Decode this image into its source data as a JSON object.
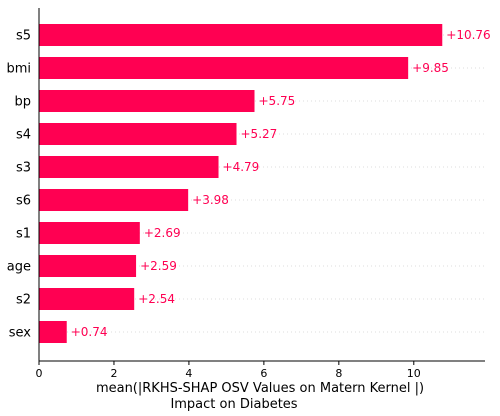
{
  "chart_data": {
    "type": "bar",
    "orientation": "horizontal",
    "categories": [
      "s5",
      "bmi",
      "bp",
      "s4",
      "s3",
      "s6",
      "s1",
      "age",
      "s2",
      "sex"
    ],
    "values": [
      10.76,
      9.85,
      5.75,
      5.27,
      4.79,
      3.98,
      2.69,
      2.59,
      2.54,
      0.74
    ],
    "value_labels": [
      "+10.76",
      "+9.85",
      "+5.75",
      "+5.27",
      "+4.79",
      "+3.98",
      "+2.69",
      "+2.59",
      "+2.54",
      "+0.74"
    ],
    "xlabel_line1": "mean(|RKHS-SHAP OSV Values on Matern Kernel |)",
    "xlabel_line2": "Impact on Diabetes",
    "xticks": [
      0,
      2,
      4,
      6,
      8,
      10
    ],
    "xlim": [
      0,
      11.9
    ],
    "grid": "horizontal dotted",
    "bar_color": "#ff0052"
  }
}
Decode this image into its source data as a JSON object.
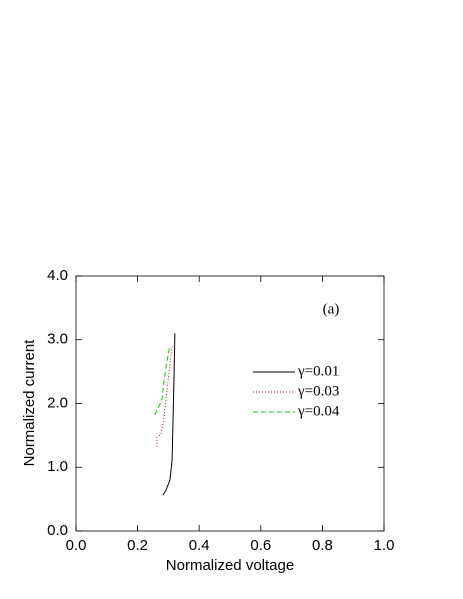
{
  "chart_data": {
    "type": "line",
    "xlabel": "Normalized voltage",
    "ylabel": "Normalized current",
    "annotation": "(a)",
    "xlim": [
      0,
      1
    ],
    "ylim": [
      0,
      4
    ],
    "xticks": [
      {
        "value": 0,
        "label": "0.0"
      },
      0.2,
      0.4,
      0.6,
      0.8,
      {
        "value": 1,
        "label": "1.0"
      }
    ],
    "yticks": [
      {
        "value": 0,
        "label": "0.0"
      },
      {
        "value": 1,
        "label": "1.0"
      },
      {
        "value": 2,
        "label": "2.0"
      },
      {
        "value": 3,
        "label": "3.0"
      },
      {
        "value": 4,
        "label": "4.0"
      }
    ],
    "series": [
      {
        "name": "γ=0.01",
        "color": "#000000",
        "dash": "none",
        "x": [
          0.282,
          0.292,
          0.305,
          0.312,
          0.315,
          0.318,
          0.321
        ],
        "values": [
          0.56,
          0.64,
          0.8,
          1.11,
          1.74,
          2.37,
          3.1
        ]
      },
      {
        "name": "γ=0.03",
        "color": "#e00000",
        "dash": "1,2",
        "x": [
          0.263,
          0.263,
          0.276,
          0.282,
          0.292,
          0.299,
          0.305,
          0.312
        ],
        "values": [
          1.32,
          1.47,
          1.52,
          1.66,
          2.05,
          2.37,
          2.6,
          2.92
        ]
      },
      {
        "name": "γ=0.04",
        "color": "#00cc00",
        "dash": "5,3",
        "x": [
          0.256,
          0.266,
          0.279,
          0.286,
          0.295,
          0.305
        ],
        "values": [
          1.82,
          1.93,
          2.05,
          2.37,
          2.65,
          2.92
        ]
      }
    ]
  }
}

Work instructions – Every line in the data that holds "Normalized" should be copied out.

The reply –
    "xlabel": "Normalized voltage",
    "ylabel": "Normalized current",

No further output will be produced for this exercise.